[Extracts from a graphics dataset]
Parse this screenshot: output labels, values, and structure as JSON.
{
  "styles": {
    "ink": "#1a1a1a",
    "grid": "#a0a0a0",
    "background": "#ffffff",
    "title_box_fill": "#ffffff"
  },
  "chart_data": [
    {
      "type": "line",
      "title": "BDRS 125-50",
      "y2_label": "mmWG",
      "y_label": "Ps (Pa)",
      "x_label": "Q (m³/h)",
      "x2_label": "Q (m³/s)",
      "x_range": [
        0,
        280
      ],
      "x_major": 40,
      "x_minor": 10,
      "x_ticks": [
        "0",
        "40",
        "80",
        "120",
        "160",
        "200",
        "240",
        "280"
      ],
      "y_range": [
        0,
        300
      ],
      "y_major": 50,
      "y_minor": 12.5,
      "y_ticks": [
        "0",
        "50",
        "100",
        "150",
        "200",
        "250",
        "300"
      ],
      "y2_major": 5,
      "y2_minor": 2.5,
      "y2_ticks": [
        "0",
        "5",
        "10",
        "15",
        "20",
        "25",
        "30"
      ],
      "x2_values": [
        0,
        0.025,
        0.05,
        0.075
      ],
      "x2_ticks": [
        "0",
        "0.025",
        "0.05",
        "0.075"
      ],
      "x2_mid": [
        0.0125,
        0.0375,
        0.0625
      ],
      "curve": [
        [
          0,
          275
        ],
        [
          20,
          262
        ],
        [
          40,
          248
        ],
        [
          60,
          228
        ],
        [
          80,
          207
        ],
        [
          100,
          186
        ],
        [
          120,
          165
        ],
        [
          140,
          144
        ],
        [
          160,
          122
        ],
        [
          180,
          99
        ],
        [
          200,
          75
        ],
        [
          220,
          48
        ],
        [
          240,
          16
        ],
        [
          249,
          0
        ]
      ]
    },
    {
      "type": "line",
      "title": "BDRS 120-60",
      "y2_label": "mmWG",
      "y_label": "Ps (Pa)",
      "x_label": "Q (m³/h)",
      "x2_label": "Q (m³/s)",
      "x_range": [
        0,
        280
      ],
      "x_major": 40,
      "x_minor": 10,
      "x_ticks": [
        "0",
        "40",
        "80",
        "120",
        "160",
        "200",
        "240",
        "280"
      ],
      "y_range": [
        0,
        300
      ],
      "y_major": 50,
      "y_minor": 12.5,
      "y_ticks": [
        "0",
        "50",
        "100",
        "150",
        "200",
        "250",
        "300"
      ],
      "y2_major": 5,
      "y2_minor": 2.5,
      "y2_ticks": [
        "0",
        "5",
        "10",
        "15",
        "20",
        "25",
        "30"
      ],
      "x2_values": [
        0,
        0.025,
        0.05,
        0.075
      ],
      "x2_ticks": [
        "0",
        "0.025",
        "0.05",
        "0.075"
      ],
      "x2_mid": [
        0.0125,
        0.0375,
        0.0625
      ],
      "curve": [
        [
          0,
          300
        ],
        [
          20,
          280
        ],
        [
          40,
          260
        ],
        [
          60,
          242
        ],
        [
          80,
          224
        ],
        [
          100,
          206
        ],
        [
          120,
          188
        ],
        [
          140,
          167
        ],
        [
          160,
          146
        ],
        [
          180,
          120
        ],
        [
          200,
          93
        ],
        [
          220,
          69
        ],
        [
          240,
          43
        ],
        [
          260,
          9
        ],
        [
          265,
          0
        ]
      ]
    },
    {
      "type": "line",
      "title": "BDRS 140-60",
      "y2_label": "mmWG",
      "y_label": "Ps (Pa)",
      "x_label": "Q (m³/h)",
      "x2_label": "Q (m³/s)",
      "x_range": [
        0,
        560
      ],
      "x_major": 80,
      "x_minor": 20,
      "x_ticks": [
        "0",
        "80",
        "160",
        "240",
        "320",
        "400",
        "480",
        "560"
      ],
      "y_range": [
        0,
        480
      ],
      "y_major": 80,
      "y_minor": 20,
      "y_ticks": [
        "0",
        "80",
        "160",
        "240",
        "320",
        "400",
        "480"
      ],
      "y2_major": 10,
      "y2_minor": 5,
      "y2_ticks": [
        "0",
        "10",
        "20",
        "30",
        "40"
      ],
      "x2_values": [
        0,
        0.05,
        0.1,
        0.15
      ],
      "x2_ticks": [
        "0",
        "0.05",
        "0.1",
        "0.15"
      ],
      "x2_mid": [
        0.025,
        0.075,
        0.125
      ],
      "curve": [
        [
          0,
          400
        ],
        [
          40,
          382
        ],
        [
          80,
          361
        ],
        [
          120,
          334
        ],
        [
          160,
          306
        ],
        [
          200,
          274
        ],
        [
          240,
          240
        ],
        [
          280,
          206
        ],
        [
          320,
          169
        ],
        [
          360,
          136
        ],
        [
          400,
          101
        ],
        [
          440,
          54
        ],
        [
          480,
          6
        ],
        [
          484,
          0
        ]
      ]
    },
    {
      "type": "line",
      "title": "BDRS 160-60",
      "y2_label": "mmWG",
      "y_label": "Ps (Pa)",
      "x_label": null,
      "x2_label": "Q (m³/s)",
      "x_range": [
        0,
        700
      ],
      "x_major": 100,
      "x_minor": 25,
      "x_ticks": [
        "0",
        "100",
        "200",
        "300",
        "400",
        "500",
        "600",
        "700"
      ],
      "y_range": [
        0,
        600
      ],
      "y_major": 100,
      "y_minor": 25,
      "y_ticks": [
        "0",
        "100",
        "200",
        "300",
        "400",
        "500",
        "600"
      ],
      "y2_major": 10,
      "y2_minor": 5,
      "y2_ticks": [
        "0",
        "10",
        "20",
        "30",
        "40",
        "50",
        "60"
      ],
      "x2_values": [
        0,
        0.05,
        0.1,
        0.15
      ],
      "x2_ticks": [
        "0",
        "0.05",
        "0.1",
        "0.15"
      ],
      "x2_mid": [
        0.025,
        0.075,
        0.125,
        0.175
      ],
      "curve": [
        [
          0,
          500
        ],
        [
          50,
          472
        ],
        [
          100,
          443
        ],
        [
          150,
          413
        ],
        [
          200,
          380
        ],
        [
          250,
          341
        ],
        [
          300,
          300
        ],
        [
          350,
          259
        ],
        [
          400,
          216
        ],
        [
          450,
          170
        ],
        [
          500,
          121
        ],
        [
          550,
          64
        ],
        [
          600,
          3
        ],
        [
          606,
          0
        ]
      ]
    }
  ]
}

■ **STATED EXERCISE**
Copy all data exactly, start to finish.

■ **EXERCISE ANSWER**
Parse this screenshot: output labels, values, and structure as JSON.
{
  "styles": {
    "ink": "#1a1a1a",
    "grid": "#a0a0a0",
    "background": "#ffffff",
    "title_box_fill": "#ffffff"
  },
  "chart_data": [
    {
      "type": "line",
      "title": "BDRS 125-50",
      "y2_label": "mmWG",
      "y_label": "Ps (Pa)",
      "x_label": "Q (m³/h)",
      "x2_label": "Q (m³/s)",
      "x_range": [
        0,
        280
      ],
      "x_major": 40,
      "x_minor": 10,
      "x_ticks": [
        "0",
        "40",
        "80",
        "120",
        "160",
        "200",
        "240",
        "280"
      ],
      "y_range": [
        0,
        300
      ],
      "y_major": 50,
      "y_minor": 12.5,
      "y_ticks": [
        "0",
        "50",
        "100",
        "150",
        "200",
        "250",
        "300"
      ],
      "y2_major": 5,
      "y2_minor": 2.5,
      "y2_ticks": [
        "0",
        "5",
        "10",
        "15",
        "20",
        "25",
        "30"
      ],
      "x2_values": [
        0,
        0.025,
        0.05,
        0.075
      ],
      "x2_ticks": [
        "0",
        "0.025",
        "0.05",
        "0.075"
      ],
      "x2_mid": [
        0.0125,
        0.0375,
        0.0625
      ],
      "curve": [
        [
          0,
          275
        ],
        [
          20,
          262
        ],
        [
          40,
          248
        ],
        [
          60,
          228
        ],
        [
          80,
          207
        ],
        [
          100,
          186
        ],
        [
          120,
          165
        ],
        [
          140,
          144
        ],
        [
          160,
          122
        ],
        [
          180,
          99
        ],
        [
          200,
          75
        ],
        [
          220,
          48
        ],
        [
          240,
          16
        ],
        [
          249,
          0
        ]
      ]
    },
    {
      "type": "line",
      "title": "BDRS 120-60",
      "y2_label": "mmWG",
      "y_label": "Ps (Pa)",
      "x_label": "Q (m³/h)",
      "x2_label": "Q (m³/s)",
      "x_range": [
        0,
        280
      ],
      "x_major": 40,
      "x_minor": 10,
      "x_ticks": [
        "0",
        "40",
        "80",
        "120",
        "160",
        "200",
        "240",
        "280"
      ],
      "y_range": [
        0,
        300
      ],
      "y_major": 50,
      "y_minor": 12.5,
      "y_ticks": [
        "0",
        "50",
        "100",
        "150",
        "200",
        "250",
        "300"
      ],
      "y2_major": 5,
      "y2_minor": 2.5,
      "y2_ticks": [
        "0",
        "5",
        "10",
        "15",
        "20",
        "25",
        "30"
      ],
      "x2_values": [
        0,
        0.025,
        0.05,
        0.075
      ],
      "x2_ticks": [
        "0",
        "0.025",
        "0.05",
        "0.075"
      ],
      "x2_mid": [
        0.0125,
        0.0375,
        0.0625
      ],
      "curve": [
        [
          0,
          300
        ],
        [
          20,
          280
        ],
        [
          40,
          260
        ],
        [
          60,
          242
        ],
        [
          80,
          224
        ],
        [
          100,
          206
        ],
        [
          120,
          188
        ],
        [
          140,
          167
        ],
        [
          160,
          146
        ],
        [
          180,
          120
        ],
        [
          200,
          93
        ],
        [
          220,
          69
        ],
        [
          240,
          43
        ],
        [
          260,
          9
        ],
        [
          265,
          0
        ]
      ]
    },
    {
      "type": "line",
      "title": "BDRS 140-60",
      "y2_label": "mmWG",
      "y_label": "Ps (Pa)",
      "x_label": "Q (m³/h)",
      "x2_label": "Q (m³/s)",
      "x_range": [
        0,
        560
      ],
      "x_major": 80,
      "x_minor": 20,
      "x_ticks": [
        "0",
        "80",
        "160",
        "240",
        "320",
        "400",
        "480",
        "560"
      ],
      "y_range": [
        0,
        480
      ],
      "y_major": 80,
      "y_minor": 20,
      "y_ticks": [
        "0",
        "80",
        "160",
        "240",
        "320",
        "400",
        "480"
      ],
      "y2_major": 10,
      "y2_minor": 5,
      "y2_ticks": [
        "0",
        "10",
        "20",
        "30",
        "40"
      ],
      "x2_values": [
        0,
        0.05,
        0.1,
        0.15
      ],
      "x2_ticks": [
        "0",
        "0.05",
        "0.1",
        "0.15"
      ],
      "x2_mid": [
        0.025,
        0.075,
        0.125
      ],
      "curve": [
        [
          0,
          400
        ],
        [
          40,
          382
        ],
        [
          80,
          361
        ],
        [
          120,
          334
        ],
        [
          160,
          306
        ],
        [
          200,
          274
        ],
        [
          240,
          240
        ],
        [
          280,
          206
        ],
        [
          320,
          169
        ],
        [
          360,
          136
        ],
        [
          400,
          101
        ],
        [
          440,
          54
        ],
        [
          480,
          6
        ],
        [
          484,
          0
        ]
      ]
    },
    {
      "type": "line",
      "title": "BDRS 160-60",
      "y2_label": "mmWG",
      "y_label": "Ps (Pa)",
      "x_label": null,
      "x2_label": "Q (m³/s)",
      "x_range": [
        0,
        700
      ],
      "x_major": 100,
      "x_minor": 25,
      "x_ticks": [
        "0",
        "100",
        "200",
        "300",
        "400",
        "500",
        "600",
        "700"
      ],
      "y_range": [
        0,
        600
      ],
      "y_major": 100,
      "y_minor": 25,
      "y_ticks": [
        "0",
        "100",
        "200",
        "300",
        "400",
        "500",
        "600"
      ],
      "y2_major": 10,
      "y2_minor": 5,
      "y2_ticks": [
        "0",
        "10",
        "20",
        "30",
        "40",
        "50",
        "60"
      ],
      "x2_values": [
        0,
        0.05,
        0.1,
        0.15
      ],
      "x2_ticks": [
        "0",
        "0.05",
        "0.1",
        "0.15"
      ],
      "x2_mid": [
        0.025,
        0.075,
        0.125,
        0.175
      ],
      "curve": [
        [
          0,
          500
        ],
        [
          50,
          472
        ],
        [
          100,
          443
        ],
        [
          150,
          413
        ],
        [
          200,
          380
        ],
        [
          250,
          341
        ],
        [
          300,
          300
        ],
        [
          350,
          259
        ],
        [
          400,
          216
        ],
        [
          450,
          170
        ],
        [
          500,
          121
        ],
        [
          550,
          64
        ],
        [
          600,
          3
        ],
        [
          606,
          0
        ]
      ]
    }
  ]
}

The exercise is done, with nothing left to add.